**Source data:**

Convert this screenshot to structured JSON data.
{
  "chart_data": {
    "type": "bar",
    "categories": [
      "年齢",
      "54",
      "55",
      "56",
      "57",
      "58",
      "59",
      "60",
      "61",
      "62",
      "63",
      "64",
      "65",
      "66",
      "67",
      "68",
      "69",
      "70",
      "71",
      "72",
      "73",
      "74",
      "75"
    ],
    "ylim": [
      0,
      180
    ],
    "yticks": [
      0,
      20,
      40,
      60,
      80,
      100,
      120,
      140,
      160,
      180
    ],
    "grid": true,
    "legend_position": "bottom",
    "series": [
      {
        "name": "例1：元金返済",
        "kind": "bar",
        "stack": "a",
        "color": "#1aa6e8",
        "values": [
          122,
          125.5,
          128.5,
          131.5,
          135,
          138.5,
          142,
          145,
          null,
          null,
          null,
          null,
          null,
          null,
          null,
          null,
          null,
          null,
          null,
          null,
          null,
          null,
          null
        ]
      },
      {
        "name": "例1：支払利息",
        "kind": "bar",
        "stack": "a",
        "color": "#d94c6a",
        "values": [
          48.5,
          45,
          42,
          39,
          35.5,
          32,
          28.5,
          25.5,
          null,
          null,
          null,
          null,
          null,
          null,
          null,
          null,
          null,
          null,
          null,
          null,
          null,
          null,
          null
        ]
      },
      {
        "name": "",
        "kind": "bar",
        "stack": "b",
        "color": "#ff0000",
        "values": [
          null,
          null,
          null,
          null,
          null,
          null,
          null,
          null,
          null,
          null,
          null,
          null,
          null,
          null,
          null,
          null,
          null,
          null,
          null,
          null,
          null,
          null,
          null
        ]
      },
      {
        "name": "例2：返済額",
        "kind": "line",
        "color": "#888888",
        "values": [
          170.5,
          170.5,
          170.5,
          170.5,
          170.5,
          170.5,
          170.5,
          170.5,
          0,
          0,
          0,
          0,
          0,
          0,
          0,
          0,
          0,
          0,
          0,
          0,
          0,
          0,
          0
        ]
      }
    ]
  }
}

**WHAT YOU NEED TO DO:**
Repeat all the entries word for word.

**CORRECT RESPONSE:**
Convert this screenshot to structured JSON data.
{
  "chart_data": {
    "type": "bar",
    "categories": [
      "年齢",
      "54",
      "55",
      "56",
      "57",
      "58",
      "59",
      "60",
      "61",
      "62",
      "63",
      "64",
      "65",
      "66",
      "67",
      "68",
      "69",
      "70",
      "71",
      "72",
      "73",
      "74",
      "75"
    ],
    "ylim": [
      0,
      180
    ],
    "yticks": [
      0,
      20,
      40,
      60,
      80,
      100,
      120,
      140,
      160,
      180
    ],
    "grid": true,
    "legend_position": "bottom",
    "series": [
      {
        "name": "例1：元金返済",
        "kind": "bar",
        "stack": "a",
        "color": "#1aa6e8",
        "values": [
          122,
          125.5,
          128.5,
          131.5,
          135,
          138.5,
          142,
          145,
          null,
          null,
          null,
          null,
          null,
          null,
          null,
          null,
          null,
          null,
          null,
          null,
          null,
          null,
          null
        ]
      },
      {
        "name": "例1：支払利息",
        "kind": "bar",
        "stack": "a",
        "color": "#d94c6a",
        "values": [
          48.5,
          45,
          42,
          39,
          35.5,
          32,
          28.5,
          25.5,
          null,
          null,
          null,
          null,
          null,
          null,
          null,
          null,
          null,
          null,
          null,
          null,
          null,
          null,
          null
        ]
      },
      {
        "name": "",
        "kind": "bar",
        "stack": "b",
        "color": "#ff0000",
        "values": [
          null,
          null,
          null,
          null,
          null,
          null,
          null,
          null,
          null,
          null,
          null,
          null,
          null,
          null,
          null,
          null,
          null,
          null,
          null,
          null,
          null,
          null,
          null
        ]
      },
      {
        "name": "例2：返済額",
        "kind": "line",
        "color": "#888888",
        "values": [
          170.5,
          170.5,
          170.5,
          170.5,
          170.5,
          170.5,
          170.5,
          170.5,
          0,
          0,
          0,
          0,
          0,
          0,
          0,
          0,
          0,
          0,
          0,
          0,
          0,
          0,
          0
        ]
      }
    ]
  }
}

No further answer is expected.